--- BEGIN ---
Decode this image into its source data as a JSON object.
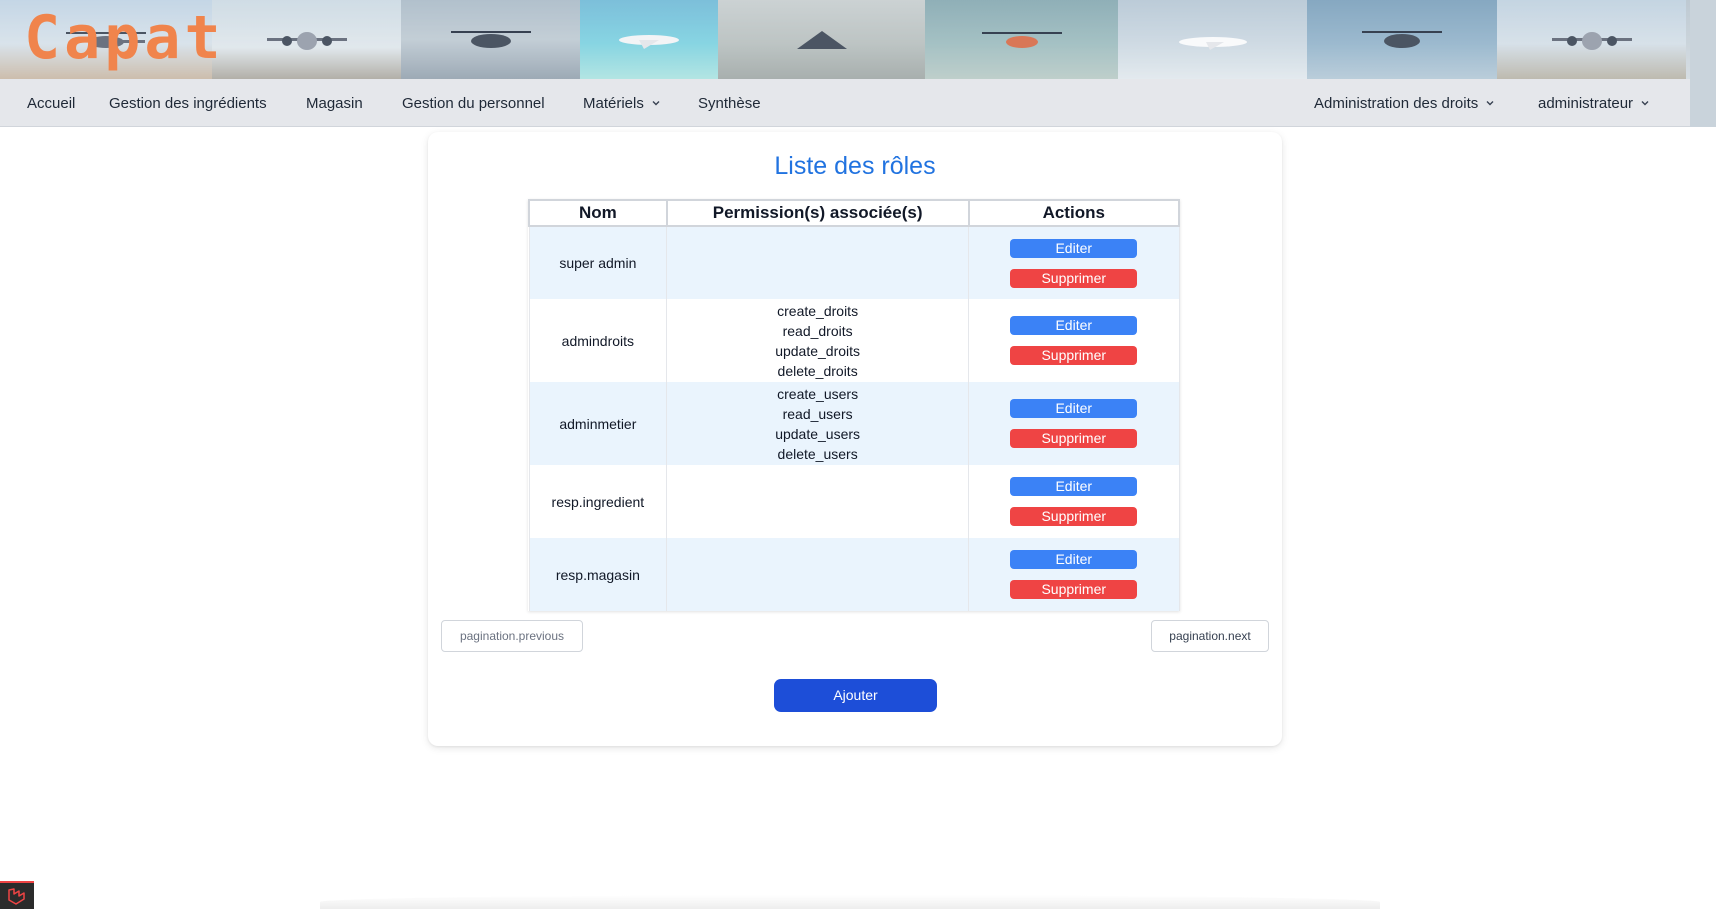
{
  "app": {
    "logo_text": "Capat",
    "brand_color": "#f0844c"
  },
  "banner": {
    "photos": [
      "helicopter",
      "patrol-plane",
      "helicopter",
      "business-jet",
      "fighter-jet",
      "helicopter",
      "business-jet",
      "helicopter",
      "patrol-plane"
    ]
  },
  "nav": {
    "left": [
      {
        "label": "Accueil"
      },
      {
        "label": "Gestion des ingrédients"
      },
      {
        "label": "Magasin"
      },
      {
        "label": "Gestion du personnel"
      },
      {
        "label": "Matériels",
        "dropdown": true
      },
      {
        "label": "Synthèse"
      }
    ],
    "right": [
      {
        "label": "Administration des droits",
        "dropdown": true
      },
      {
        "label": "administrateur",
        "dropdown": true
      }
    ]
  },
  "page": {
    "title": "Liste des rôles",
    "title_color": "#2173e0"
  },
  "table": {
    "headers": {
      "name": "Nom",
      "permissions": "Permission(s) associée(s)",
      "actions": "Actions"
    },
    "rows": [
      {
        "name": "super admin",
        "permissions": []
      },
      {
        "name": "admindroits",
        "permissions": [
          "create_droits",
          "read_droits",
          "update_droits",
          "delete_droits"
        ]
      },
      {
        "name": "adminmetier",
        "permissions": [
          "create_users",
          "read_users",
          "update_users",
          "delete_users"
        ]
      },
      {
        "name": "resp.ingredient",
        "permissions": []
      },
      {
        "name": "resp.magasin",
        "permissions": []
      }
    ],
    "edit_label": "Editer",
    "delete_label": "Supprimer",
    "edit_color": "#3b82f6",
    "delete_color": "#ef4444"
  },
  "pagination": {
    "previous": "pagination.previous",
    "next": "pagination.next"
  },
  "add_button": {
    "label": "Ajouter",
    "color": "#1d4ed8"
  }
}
--- END ---
WHAT YOU ARE ASKED TO DO —
Copy the entries above faithfully and omit every image.

SOLUTION FOR THIS TASK —
Decode this image into its source data as a JSON object.
{
  "app": {
    "logo_text": "Capat",
    "brand_color": "#f0844c"
  },
  "banner": {
    "photos": [
      "helicopter",
      "patrol-plane",
      "helicopter",
      "business-jet",
      "fighter-jet",
      "helicopter",
      "business-jet",
      "helicopter",
      "patrol-plane"
    ]
  },
  "nav": {
    "left": [
      {
        "label": "Accueil"
      },
      {
        "label": "Gestion des ingrédients"
      },
      {
        "label": "Magasin"
      },
      {
        "label": "Gestion du personnel"
      },
      {
        "label": "Matériels",
        "dropdown": true
      },
      {
        "label": "Synthèse"
      }
    ],
    "right": [
      {
        "label": "Administration des droits",
        "dropdown": true
      },
      {
        "label": "administrateur",
        "dropdown": true
      }
    ]
  },
  "page": {
    "title": "Liste des rôles",
    "title_color": "#2173e0"
  },
  "table": {
    "headers": {
      "name": "Nom",
      "permissions": "Permission(s) associée(s)",
      "actions": "Actions"
    },
    "rows": [
      {
        "name": "super admin",
        "permissions": []
      },
      {
        "name": "admindroits",
        "permissions": [
          "create_droits",
          "read_droits",
          "update_droits",
          "delete_droits"
        ]
      },
      {
        "name": "adminmetier",
        "permissions": [
          "create_users",
          "read_users",
          "update_users",
          "delete_users"
        ]
      },
      {
        "name": "resp.ingredient",
        "permissions": []
      },
      {
        "name": "resp.magasin",
        "permissions": []
      }
    ],
    "edit_label": "Editer",
    "delete_label": "Supprimer",
    "edit_color": "#3b82f6",
    "delete_color": "#ef4444"
  },
  "pagination": {
    "previous": "pagination.previous",
    "next": "pagination.next"
  },
  "add_button": {
    "label": "Ajouter",
    "color": "#1d4ed8"
  }
}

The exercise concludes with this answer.